Challenge:
Reproduce each of the lines word for word.

Material for this exercise:

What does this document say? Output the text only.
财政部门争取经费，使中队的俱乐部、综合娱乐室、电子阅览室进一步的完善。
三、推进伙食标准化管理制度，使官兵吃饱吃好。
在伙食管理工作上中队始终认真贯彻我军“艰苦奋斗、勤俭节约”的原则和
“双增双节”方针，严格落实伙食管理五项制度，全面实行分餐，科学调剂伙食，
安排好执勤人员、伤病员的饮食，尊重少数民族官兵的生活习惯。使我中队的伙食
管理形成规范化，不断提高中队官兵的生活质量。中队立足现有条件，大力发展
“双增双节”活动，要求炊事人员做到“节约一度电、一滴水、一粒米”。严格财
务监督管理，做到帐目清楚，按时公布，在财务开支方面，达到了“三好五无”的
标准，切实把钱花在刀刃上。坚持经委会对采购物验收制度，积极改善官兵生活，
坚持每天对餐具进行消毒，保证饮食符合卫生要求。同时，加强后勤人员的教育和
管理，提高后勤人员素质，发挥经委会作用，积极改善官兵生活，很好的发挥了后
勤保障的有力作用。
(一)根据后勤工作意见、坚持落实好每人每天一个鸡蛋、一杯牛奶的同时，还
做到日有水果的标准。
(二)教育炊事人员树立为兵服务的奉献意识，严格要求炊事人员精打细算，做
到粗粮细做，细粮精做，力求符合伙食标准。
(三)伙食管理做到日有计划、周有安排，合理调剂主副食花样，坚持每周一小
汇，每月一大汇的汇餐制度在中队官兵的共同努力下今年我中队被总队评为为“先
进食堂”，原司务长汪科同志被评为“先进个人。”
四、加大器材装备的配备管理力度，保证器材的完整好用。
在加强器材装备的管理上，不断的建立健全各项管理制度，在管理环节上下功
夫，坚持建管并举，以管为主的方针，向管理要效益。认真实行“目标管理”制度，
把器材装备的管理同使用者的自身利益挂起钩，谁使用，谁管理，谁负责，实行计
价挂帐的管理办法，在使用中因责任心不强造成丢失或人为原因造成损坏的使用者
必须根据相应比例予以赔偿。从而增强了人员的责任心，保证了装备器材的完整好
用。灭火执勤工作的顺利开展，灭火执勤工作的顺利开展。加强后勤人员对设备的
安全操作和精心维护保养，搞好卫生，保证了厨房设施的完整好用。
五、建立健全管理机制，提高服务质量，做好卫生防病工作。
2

Solution to this problem:
What does this document say? Output the text only.
财政部门争取经费，使中队的俱乐部、综合娱乐室、电子阅览室进一步的完善。
三、推进伙食标准化管理制度，使官兵吃饱吃好。
在伙食管理工作上中队始终认真贯彻我军“艰苦奋斗、勤俭节约”的原则和
“双增双节”方针，严格落实伙食管理五项制度，全面实行分餐，科学调剂伙食，
安排好执勤人员、伤病员的饮食，尊重少数民族官兵的生活习惯。使我中队的伙食
管理形成规范化，不断提高中队官兵的生活质量。中队立足现有条件，大力发展
“双增双节”活动，要求炊事人员做到“节约一度电、一滴水、一粒米”。严格财
务监督管理，做到帐目清楚，按时公布，在财务开支方面，达到了“三好五无”的
标准，切实把钱花在刀刃上。坚持经委会对采购物验收制度，积极改善官兵生活，
坚持每天对餐具进行消毒，保证饮食符合卫生要求。同时，加强后勤人员的教育和
管理，提高后勤人员素质，发挥经委会作用，积极改善官兵生活，很好的发挥了后
勤保障的有力作用。
(一)根据后勤工作意见、坚持落实好每人每天一个鸡蛋、一杯牛奶的同时，还
做到日有水果的标准。
(二)教育炊事人员树立为兵服务的奉献意识，严格要求炊事人员精打细算，做
到粗粮细做，细粮精做，力求符合伙食标准。
(三)伙食管理做到日有计划、周有安排，合理调剂主副食花样，坚持每周一小
汇，每月一大汇的汇餐制度在中队官兵的共同努力下今年我中队被总队评为为“先
进食堂”，原司务长汪科同志被评为“先进个人。”
四、加大器材装备的配备管理力度，保证器材的完整好用。
在加强器材装备的管理上，不断的建立健全各项管理制度，在管理环节上下功
夫，坚持建管并举，以管为主的方针，向管理要效益。认真实行“目标管理”制度，
把器材装备的管理同使用者的自身利益挂起钩，谁使用，谁管理，谁负责，实行计
价挂帐的管理办法，在使用中因责任心不强造成丢失或人为原因造成损坏的使用者
必须根据相应比例予以赔偿。从而增强了人员的责任心，保证了装备器材的完整好
用。灭火执勤工作的顺利开展，灭火执勤工作的顺利开展。加强后勤人员对设备的
安全操作和精心维护保养，搞好卫生，保证了厨房设施的完整好用。
五、建立健全管理机制，提高服务质量，做好卫生防病工作。
2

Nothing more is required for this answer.